_Goal_
Scan the records below for lines with the word "name", then state how many you find and nothing else.

#### Dataset extract

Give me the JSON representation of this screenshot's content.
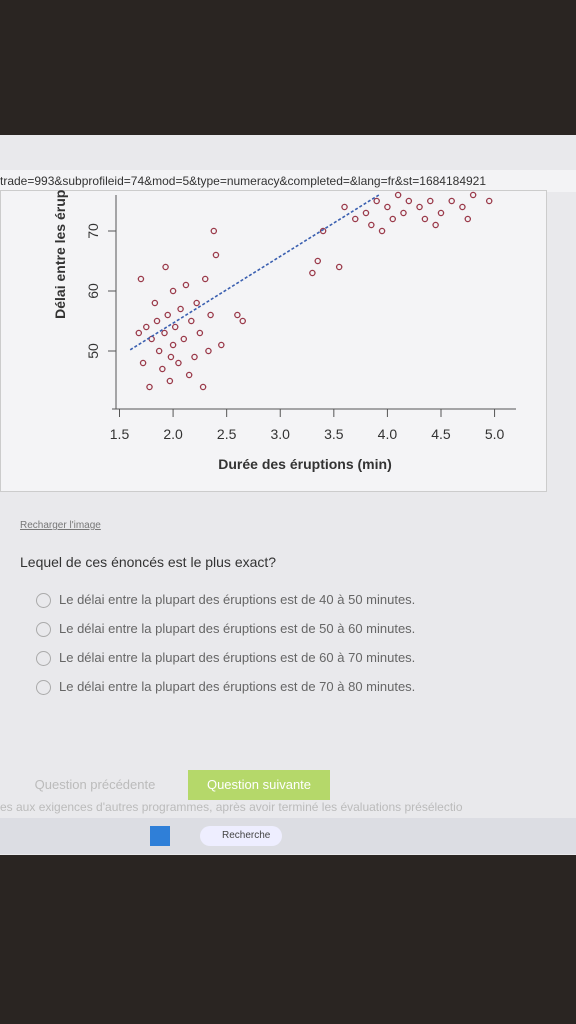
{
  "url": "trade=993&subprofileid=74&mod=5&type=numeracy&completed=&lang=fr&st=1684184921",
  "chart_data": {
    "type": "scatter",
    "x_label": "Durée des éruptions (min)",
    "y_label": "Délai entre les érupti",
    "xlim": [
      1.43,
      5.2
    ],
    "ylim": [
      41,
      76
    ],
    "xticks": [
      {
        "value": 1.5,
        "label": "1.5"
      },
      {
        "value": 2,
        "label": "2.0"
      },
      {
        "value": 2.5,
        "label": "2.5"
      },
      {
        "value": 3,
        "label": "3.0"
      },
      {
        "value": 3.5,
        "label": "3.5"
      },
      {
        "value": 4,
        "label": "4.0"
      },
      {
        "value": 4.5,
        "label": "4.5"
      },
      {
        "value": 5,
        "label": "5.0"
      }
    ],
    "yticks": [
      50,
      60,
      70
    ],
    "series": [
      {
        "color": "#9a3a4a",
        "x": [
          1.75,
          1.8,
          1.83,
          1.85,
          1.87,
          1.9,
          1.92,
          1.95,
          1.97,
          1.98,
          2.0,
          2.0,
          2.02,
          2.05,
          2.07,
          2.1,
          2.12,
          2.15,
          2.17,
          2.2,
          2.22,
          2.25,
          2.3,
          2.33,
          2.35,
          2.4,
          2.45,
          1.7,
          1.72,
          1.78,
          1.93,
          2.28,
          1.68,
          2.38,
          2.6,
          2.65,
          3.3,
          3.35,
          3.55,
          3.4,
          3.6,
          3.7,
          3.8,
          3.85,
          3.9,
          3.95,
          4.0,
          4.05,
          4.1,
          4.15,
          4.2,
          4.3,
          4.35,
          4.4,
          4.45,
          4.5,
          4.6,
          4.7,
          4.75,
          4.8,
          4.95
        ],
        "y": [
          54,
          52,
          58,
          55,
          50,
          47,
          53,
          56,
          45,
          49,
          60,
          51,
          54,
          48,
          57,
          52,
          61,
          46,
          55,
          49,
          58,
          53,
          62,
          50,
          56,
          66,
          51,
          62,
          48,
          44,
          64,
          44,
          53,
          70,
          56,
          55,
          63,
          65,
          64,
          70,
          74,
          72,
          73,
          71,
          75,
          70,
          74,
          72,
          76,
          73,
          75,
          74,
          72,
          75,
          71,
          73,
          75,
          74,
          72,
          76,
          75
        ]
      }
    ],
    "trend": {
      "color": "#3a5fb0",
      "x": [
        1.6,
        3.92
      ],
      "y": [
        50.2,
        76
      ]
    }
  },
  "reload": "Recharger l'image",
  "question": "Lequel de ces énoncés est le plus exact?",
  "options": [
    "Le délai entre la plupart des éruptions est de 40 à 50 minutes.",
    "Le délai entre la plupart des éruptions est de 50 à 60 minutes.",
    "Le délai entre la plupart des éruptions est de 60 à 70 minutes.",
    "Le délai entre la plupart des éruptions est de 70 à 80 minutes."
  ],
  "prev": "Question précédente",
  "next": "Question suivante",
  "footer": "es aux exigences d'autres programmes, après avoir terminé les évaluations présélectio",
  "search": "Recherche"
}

########
#### Dataset extract

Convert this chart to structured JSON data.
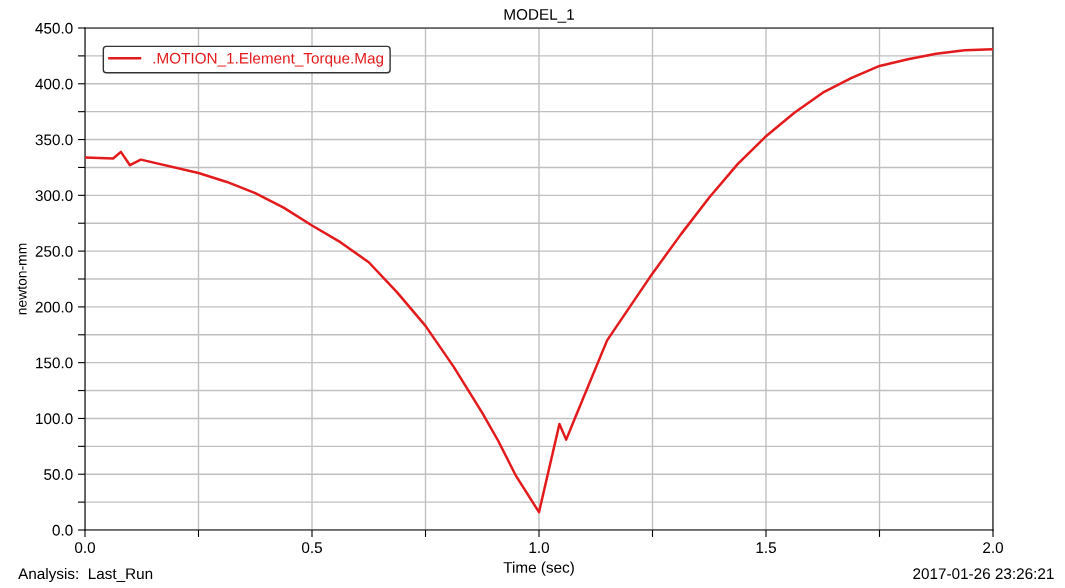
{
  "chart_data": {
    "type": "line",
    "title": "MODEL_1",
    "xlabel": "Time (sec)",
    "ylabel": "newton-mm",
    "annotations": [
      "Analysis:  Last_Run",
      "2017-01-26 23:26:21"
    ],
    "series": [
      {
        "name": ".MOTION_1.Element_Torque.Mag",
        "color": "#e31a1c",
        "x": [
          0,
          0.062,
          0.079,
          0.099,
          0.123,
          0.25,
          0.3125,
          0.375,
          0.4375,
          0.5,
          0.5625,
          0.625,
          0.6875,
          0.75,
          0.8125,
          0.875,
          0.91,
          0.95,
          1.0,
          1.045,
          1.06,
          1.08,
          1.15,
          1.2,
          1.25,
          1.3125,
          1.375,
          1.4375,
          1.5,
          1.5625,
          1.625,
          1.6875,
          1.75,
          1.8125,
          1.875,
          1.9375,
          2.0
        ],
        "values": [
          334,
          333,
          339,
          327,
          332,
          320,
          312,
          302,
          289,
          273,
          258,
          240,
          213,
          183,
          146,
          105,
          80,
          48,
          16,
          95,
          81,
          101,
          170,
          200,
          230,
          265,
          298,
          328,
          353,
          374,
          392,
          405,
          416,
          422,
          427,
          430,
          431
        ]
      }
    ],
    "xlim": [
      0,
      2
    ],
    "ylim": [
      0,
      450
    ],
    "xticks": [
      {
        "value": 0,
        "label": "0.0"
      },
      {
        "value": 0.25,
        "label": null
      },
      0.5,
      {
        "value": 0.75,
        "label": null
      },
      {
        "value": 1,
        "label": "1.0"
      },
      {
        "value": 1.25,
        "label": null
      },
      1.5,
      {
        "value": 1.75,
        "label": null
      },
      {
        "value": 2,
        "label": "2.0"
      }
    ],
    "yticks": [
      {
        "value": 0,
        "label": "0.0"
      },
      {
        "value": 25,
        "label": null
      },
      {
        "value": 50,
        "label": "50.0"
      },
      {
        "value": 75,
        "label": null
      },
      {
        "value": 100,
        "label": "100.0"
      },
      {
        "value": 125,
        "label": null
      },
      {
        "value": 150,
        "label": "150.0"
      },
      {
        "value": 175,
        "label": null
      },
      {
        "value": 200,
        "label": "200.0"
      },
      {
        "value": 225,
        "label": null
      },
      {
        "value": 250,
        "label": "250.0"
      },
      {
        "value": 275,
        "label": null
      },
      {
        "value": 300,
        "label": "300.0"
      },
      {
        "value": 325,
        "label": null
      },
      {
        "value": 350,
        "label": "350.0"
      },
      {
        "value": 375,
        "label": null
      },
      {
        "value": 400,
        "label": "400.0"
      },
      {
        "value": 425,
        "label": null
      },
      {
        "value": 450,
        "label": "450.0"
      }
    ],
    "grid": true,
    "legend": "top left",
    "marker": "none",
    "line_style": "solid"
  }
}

########
#### Dataset extract

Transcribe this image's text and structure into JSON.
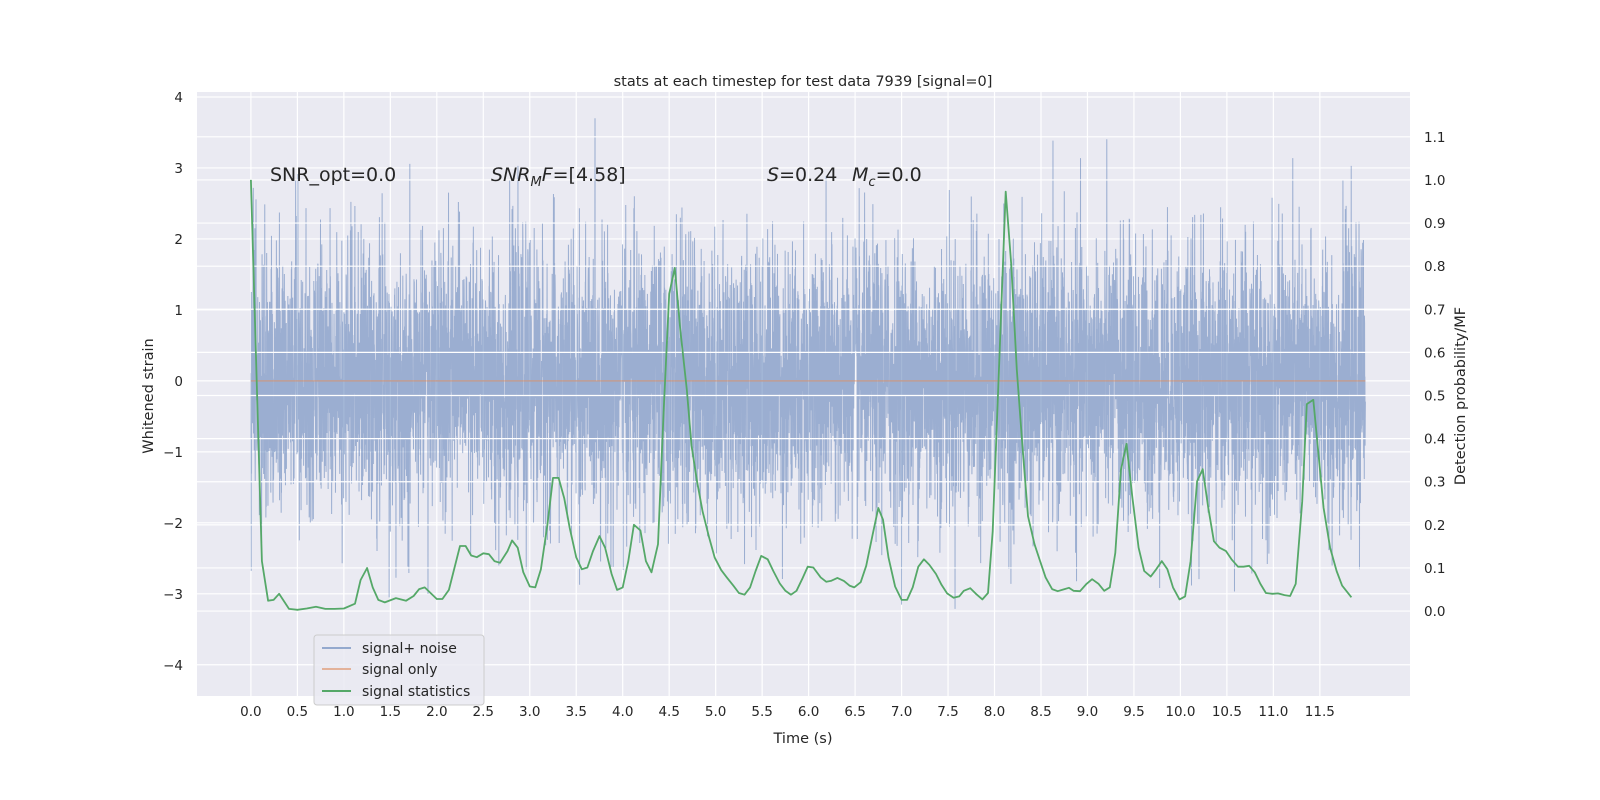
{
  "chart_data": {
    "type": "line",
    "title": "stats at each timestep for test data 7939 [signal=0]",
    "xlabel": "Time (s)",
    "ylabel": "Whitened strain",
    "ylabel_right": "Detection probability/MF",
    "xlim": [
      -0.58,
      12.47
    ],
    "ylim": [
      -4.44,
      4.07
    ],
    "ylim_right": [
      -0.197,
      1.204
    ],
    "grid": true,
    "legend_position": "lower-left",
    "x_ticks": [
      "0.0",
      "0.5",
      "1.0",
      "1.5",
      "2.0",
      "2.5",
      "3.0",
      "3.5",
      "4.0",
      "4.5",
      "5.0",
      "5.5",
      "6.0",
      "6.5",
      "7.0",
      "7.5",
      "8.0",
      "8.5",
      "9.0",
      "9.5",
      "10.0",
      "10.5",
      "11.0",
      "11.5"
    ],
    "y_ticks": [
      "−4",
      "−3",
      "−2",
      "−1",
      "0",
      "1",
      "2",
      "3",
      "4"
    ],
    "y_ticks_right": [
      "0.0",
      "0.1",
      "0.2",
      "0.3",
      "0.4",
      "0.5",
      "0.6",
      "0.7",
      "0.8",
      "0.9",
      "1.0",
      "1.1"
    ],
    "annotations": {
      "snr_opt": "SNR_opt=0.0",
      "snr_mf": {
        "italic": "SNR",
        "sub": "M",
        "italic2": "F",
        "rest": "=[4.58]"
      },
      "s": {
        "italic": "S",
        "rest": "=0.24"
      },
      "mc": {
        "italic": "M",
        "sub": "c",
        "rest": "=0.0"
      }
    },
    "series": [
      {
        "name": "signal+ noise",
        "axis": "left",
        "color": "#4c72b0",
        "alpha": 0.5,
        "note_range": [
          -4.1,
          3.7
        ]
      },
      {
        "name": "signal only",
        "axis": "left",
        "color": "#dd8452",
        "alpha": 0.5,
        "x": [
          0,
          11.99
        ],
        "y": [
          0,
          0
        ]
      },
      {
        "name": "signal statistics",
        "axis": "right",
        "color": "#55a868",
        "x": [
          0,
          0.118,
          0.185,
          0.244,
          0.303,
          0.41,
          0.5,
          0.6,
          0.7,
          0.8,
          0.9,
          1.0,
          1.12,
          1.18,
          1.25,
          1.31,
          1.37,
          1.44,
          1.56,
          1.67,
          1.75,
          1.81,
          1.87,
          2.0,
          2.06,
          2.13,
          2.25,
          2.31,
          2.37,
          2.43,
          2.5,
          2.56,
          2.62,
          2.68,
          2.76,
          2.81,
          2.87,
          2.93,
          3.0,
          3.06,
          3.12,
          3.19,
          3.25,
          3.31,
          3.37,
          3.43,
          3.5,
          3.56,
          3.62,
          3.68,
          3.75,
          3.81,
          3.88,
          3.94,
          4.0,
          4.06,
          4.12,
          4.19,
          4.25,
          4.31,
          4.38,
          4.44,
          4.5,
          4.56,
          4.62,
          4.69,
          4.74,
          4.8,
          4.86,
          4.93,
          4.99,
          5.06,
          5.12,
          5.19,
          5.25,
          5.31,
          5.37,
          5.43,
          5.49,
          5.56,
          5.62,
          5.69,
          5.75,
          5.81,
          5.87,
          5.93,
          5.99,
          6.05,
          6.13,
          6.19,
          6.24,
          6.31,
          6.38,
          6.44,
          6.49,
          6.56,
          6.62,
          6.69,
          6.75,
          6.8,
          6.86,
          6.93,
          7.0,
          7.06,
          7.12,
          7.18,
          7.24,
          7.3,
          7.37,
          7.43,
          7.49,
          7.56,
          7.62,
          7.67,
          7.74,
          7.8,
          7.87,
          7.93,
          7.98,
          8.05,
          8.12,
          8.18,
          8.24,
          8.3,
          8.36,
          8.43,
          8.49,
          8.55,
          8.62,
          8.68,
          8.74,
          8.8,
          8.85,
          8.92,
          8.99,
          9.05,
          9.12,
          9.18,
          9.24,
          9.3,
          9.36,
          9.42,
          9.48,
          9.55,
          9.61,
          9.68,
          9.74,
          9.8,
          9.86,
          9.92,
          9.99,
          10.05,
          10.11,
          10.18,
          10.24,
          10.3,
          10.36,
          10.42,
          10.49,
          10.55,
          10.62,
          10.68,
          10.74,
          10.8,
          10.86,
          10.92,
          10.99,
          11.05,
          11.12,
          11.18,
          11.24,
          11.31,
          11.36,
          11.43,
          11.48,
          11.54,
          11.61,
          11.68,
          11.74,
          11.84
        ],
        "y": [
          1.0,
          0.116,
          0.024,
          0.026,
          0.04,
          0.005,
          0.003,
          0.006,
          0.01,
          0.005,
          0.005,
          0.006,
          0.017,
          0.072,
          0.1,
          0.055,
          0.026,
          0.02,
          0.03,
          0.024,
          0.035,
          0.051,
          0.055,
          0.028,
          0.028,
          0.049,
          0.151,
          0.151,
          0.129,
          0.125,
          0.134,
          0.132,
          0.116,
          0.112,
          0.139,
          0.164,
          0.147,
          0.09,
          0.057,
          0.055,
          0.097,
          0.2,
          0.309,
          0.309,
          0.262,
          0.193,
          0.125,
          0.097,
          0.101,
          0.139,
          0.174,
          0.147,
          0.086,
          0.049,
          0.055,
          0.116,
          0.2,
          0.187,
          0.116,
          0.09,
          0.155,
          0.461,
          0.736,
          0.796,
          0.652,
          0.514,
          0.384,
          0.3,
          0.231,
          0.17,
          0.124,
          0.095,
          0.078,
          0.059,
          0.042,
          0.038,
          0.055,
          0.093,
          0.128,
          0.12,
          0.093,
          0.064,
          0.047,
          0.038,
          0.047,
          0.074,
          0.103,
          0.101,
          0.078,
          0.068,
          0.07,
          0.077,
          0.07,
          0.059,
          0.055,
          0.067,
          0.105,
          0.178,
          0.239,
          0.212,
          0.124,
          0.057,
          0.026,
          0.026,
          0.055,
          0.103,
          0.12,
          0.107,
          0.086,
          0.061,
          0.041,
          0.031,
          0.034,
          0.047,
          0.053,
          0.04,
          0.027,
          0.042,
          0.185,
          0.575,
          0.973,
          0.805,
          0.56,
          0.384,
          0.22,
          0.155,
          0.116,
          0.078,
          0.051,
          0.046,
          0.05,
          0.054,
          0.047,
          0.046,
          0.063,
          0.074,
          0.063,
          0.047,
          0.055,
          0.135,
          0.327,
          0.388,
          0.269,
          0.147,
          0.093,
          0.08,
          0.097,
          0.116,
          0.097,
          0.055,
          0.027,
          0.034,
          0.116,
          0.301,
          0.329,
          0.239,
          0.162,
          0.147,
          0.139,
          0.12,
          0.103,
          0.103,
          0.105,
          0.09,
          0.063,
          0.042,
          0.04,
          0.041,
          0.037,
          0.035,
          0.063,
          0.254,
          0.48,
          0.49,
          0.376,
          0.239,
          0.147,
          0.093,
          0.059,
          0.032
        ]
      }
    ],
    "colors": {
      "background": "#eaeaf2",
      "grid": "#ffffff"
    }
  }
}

########

_Finished answer_
4